Given instruction: Repeat the data verbatim.

Records for the exercise:

****

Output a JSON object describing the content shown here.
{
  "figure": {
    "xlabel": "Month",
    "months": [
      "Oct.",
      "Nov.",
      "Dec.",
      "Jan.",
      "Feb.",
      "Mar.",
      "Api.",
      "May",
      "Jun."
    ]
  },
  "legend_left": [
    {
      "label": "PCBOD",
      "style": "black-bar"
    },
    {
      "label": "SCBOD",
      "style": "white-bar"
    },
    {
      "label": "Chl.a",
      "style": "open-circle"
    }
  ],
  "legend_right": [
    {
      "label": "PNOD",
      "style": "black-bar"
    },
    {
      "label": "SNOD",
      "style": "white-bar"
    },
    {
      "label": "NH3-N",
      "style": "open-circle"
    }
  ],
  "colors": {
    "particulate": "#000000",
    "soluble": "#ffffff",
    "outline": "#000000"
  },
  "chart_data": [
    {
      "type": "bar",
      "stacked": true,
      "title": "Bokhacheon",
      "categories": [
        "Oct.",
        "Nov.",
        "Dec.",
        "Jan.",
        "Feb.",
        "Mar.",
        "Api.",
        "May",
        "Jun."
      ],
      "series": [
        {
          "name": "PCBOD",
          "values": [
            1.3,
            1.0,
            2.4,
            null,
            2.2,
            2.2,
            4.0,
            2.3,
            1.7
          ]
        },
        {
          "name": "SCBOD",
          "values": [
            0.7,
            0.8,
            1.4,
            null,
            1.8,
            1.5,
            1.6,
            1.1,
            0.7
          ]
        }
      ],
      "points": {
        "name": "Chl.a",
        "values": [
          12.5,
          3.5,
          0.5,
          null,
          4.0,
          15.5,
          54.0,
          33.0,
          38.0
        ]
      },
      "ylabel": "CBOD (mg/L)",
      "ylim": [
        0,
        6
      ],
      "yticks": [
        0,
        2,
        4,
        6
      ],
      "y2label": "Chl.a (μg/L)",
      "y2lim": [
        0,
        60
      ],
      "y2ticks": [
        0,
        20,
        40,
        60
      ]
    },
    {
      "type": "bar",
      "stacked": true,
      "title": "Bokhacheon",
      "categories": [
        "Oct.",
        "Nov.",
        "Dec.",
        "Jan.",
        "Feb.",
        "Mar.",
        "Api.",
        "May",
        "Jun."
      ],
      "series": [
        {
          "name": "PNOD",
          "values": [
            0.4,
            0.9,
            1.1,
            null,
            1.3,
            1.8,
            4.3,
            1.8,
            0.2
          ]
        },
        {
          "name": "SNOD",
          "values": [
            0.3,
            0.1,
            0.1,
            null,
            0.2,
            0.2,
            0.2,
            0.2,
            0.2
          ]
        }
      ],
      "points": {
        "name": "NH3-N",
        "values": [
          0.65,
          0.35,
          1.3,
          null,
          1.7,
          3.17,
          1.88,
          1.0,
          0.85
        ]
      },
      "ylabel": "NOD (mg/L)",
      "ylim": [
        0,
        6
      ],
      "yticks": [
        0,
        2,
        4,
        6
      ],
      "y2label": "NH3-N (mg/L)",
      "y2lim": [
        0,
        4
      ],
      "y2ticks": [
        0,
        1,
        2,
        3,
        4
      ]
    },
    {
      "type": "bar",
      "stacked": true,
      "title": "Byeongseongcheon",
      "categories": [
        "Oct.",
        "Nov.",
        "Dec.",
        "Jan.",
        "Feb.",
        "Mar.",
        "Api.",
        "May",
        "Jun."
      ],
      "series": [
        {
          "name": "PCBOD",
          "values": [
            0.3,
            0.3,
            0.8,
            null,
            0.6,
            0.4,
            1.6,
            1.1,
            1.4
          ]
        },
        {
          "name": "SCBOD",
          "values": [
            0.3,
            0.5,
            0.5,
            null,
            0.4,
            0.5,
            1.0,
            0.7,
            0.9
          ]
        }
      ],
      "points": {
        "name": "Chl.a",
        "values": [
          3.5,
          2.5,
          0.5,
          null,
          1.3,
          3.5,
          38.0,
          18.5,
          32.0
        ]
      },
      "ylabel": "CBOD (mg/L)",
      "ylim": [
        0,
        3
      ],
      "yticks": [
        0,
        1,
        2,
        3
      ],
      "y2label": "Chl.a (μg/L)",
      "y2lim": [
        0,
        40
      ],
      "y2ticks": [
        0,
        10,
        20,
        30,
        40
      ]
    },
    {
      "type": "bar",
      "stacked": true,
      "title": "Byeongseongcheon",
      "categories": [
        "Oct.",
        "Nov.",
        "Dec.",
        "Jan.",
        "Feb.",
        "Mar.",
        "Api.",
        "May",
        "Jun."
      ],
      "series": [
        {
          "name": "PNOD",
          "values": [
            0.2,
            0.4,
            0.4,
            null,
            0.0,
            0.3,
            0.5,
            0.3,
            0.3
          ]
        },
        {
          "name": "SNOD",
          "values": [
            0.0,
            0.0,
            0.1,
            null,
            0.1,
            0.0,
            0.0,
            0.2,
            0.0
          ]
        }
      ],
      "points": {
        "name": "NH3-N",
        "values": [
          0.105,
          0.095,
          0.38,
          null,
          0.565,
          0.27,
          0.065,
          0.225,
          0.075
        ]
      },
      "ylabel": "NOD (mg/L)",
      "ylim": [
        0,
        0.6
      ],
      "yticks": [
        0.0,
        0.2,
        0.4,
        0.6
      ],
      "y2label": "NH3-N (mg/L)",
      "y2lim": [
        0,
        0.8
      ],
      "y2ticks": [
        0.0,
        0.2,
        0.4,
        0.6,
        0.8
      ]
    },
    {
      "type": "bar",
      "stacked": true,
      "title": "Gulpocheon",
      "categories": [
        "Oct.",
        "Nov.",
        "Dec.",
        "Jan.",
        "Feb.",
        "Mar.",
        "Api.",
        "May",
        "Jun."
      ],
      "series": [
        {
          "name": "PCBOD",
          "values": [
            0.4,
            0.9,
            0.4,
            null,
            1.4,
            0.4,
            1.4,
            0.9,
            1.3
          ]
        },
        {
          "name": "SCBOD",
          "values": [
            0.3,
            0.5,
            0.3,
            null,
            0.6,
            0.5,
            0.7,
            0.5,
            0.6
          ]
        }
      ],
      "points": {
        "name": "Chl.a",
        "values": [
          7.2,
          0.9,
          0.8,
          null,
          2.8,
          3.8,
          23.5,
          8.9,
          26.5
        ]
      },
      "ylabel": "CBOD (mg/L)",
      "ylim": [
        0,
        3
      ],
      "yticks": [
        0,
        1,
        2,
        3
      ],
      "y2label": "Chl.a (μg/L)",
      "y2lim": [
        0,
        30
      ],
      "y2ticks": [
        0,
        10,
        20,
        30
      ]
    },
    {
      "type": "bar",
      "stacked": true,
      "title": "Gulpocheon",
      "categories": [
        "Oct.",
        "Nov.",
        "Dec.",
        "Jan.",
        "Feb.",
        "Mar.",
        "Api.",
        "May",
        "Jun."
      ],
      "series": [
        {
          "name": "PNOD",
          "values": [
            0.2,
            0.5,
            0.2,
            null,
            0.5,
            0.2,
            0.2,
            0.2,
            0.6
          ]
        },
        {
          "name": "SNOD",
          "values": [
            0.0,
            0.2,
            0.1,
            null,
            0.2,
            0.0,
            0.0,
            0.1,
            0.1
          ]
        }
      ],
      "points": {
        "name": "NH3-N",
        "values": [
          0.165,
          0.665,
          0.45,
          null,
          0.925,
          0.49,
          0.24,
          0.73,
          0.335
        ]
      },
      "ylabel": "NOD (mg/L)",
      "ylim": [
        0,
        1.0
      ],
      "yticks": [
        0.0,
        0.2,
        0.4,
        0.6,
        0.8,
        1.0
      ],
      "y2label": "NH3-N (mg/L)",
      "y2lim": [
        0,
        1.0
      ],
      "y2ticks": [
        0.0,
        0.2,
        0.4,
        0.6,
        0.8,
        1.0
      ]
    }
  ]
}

****

Task answer:
Output a JSON object describing the content shown here.
{
  "figure": {
    "xlabel": "Month",
    "months": [
      "Oct.",
      "Nov.",
      "Dec.",
      "Jan.",
      "Feb.",
      "Mar.",
      "Api.",
      "May",
      "Jun."
    ]
  },
  "legend_left": [
    {
      "label": "PCBOD",
      "style": "black-bar"
    },
    {
      "label": "SCBOD",
      "style": "white-bar"
    },
    {
      "label": "Chl.a",
      "style": "open-circle"
    }
  ],
  "legend_right": [
    {
      "label": "PNOD",
      "style": "black-bar"
    },
    {
      "label": "SNOD",
      "style": "white-bar"
    },
    {
      "label": "NH3-N",
      "style": "open-circle"
    }
  ],
  "colors": {
    "particulate": "#000000",
    "soluble": "#ffffff",
    "outline": "#000000"
  },
  "chart_data": [
    {
      "type": "bar",
      "stacked": true,
      "title": "Bokhacheon",
      "categories": [
        "Oct.",
        "Nov.",
        "Dec.",
        "Jan.",
        "Feb.",
        "Mar.",
        "Api.",
        "May",
        "Jun."
      ],
      "series": [
        {
          "name": "PCBOD",
          "values": [
            1.3,
            1.0,
            2.4,
            null,
            2.2,
            2.2,
            4.0,
            2.3,
            1.7
          ]
        },
        {
          "name": "SCBOD",
          "values": [
            0.7,
            0.8,
            1.4,
            null,
            1.8,
            1.5,
            1.6,
            1.1,
            0.7
          ]
        }
      ],
      "points": {
        "name": "Chl.a",
        "values": [
          12.5,
          3.5,
          0.5,
          null,
          4.0,
          15.5,
          54.0,
          33.0,
          38.0
        ]
      },
      "ylabel": "CBOD (mg/L)",
      "ylim": [
        0,
        6
      ],
      "yticks": [
        0,
        2,
        4,
        6
      ],
      "y2label": "Chl.a (μg/L)",
      "y2lim": [
        0,
        60
      ],
      "y2ticks": [
        0,
        20,
        40,
        60
      ]
    },
    {
      "type": "bar",
      "stacked": true,
      "title": "Bokhacheon",
      "categories": [
        "Oct.",
        "Nov.",
        "Dec.",
        "Jan.",
        "Feb.",
        "Mar.",
        "Api.",
        "May",
        "Jun."
      ],
      "series": [
        {
          "name": "PNOD",
          "values": [
            0.4,
            0.9,
            1.1,
            null,
            1.3,
            1.8,
            4.3,
            1.8,
            0.2
          ]
        },
        {
          "name": "SNOD",
          "values": [
            0.3,
            0.1,
            0.1,
            null,
            0.2,
            0.2,
            0.2,
            0.2,
            0.2
          ]
        }
      ],
      "points": {
        "name": "NH3-N",
        "values": [
          0.65,
          0.35,
          1.3,
          null,
          1.7,
          3.17,
          1.88,
          1.0,
          0.85
        ]
      },
      "ylabel": "NOD (mg/L)",
      "ylim": [
        0,
        6
      ],
      "yticks": [
        0,
        2,
        4,
        6
      ],
      "y2label": "NH3-N (mg/L)",
      "y2lim": [
        0,
        4
      ],
      "y2ticks": [
        0,
        1,
        2,
        3,
        4
      ]
    },
    {
      "type": "bar",
      "stacked": true,
      "title": "Byeongseongcheon",
      "categories": [
        "Oct.",
        "Nov.",
        "Dec.",
        "Jan.",
        "Feb.",
        "Mar.",
        "Api.",
        "May",
        "Jun."
      ],
      "series": [
        {
          "name": "PCBOD",
          "values": [
            0.3,
            0.3,
            0.8,
            null,
            0.6,
            0.4,
            1.6,
            1.1,
            1.4
          ]
        },
        {
          "name": "SCBOD",
          "values": [
            0.3,
            0.5,
            0.5,
            null,
            0.4,
            0.5,
            1.0,
            0.7,
            0.9
          ]
        }
      ],
      "points": {
        "name": "Chl.a",
        "values": [
          3.5,
          2.5,
          0.5,
          null,
          1.3,
          3.5,
          38.0,
          18.5,
          32.0
        ]
      },
      "ylabel": "CBOD (mg/L)",
      "ylim": [
        0,
        3
      ],
      "yticks": [
        0,
        1,
        2,
        3
      ],
      "y2label": "Chl.a (μg/L)",
      "y2lim": [
        0,
        40
      ],
      "y2ticks": [
        0,
        10,
        20,
        30,
        40
      ]
    },
    {
      "type": "bar",
      "stacked": true,
      "title": "Byeongseongcheon",
      "categories": [
        "Oct.",
        "Nov.",
        "Dec.",
        "Jan.",
        "Feb.",
        "Mar.",
        "Api.",
        "May",
        "Jun."
      ],
      "series": [
        {
          "name": "PNOD",
          "values": [
            0.2,
            0.4,
            0.4,
            null,
            0.0,
            0.3,
            0.5,
            0.3,
            0.3
          ]
        },
        {
          "name": "SNOD",
          "values": [
            0.0,
            0.0,
            0.1,
            null,
            0.1,
            0.0,
            0.0,
            0.2,
            0.0
          ]
        }
      ],
      "points": {
        "name": "NH3-N",
        "values": [
          0.105,
          0.095,
          0.38,
          null,
          0.565,
          0.27,
          0.065,
          0.225,
          0.075
        ]
      },
      "ylabel": "NOD (mg/L)",
      "ylim": [
        0,
        0.6
      ],
      "yticks": [
        0.0,
        0.2,
        0.4,
        0.6
      ],
      "y2label": "NH3-N (mg/L)",
      "y2lim": [
        0,
        0.8
      ],
      "y2ticks": [
        0.0,
        0.2,
        0.4,
        0.6,
        0.8
      ]
    },
    {
      "type": "bar",
      "stacked": true,
      "title": "Gulpocheon",
      "categories": [
        "Oct.",
        "Nov.",
        "Dec.",
        "Jan.",
        "Feb.",
        "Mar.",
        "Api.",
        "May",
        "Jun."
      ],
      "series": [
        {
          "name": "PCBOD",
          "values": [
            0.4,
            0.9,
            0.4,
            null,
            1.4,
            0.4,
            1.4,
            0.9,
            1.3
          ]
        },
        {
          "name": "SCBOD",
          "values": [
            0.3,
            0.5,
            0.3,
            null,
            0.6,
            0.5,
            0.7,
            0.5,
            0.6
          ]
        }
      ],
      "points": {
        "name": "Chl.a",
        "values": [
          7.2,
          0.9,
          0.8,
          null,
          2.8,
          3.8,
          23.5,
          8.9,
          26.5
        ]
      },
      "ylabel": "CBOD (mg/L)",
      "ylim": [
        0,
        3
      ],
      "yticks": [
        0,
        1,
        2,
        3
      ],
      "y2label": "Chl.a (μg/L)",
      "y2lim": [
        0,
        30
      ],
      "y2ticks": [
        0,
        10,
        20,
        30
      ]
    },
    {
      "type": "bar",
      "stacked": true,
      "title": "Gulpocheon",
      "categories": [
        "Oct.",
        "Nov.",
        "Dec.",
        "Jan.",
        "Feb.",
        "Mar.",
        "Api.",
        "May",
        "Jun."
      ],
      "series": [
        {
          "name": "PNOD",
          "values": [
            0.2,
            0.5,
            0.2,
            null,
            0.5,
            0.2,
            0.2,
            0.2,
            0.6
          ]
        },
        {
          "name": "SNOD",
          "values": [
            0.0,
            0.2,
            0.1,
            null,
            0.2,
            0.0,
            0.0,
            0.1,
            0.1
          ]
        }
      ],
      "points": {
        "name": "NH3-N",
        "values": [
          0.165,
          0.665,
          0.45,
          null,
          0.925,
          0.49,
          0.24,
          0.73,
          0.335
        ]
      },
      "ylabel": "NOD (mg/L)",
      "ylim": [
        0,
        1.0
      ],
      "yticks": [
        0.0,
        0.2,
        0.4,
        0.6,
        0.8,
        1.0
      ],
      "y2label": "NH3-N (mg/L)",
      "y2lim": [
        0,
        1.0
      ],
      "y2ticks": [
        0.0,
        0.2,
        0.4,
        0.6,
        0.8,
        1.0
      ]
    }
  ]
}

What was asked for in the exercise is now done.